* **YOUR OBJECTIVE**: Copy each of the entries below word for word, without changing anything.

::::

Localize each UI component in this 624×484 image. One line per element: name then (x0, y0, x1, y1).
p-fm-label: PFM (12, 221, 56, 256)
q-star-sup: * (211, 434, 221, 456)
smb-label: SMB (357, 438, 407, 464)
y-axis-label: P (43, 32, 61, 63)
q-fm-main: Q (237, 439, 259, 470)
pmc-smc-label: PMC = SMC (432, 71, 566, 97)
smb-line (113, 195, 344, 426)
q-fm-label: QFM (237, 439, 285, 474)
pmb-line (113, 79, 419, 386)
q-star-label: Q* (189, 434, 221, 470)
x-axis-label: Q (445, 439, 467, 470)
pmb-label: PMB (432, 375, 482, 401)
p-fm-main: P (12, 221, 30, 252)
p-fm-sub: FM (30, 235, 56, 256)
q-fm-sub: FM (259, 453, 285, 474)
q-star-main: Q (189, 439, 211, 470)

::::

* **EXERCISE OUTPUT**:
Localize each UI component in this 624×484 image. One line per element: name then (x0, y0, x1, y1).
p-fm-label: PFM (12, 221, 56, 256)
q-star-sup: * (211, 434, 221, 456)
smb-label: SMB (357, 438, 407, 464)
y-axis-label: P (43, 32, 61, 63)
q-fm-main: Q (237, 439, 259, 470)
pmc-smc-label: PMC = SMC (432, 71, 566, 97)
smb-line (113, 195, 344, 426)
q-fm-label: QFM (237, 439, 285, 474)
pmb-line (113, 79, 419, 386)
q-star-label: Q* (189, 434, 221, 470)
x-axis-label: Q (445, 439, 467, 470)
pmb-label: PMB (432, 375, 482, 401)
p-fm-main: P (12, 221, 30, 252)
p-fm-sub: FM (30, 235, 56, 256)
q-fm-sub: FM (259, 453, 285, 474)
q-star-main: Q (189, 439, 211, 470)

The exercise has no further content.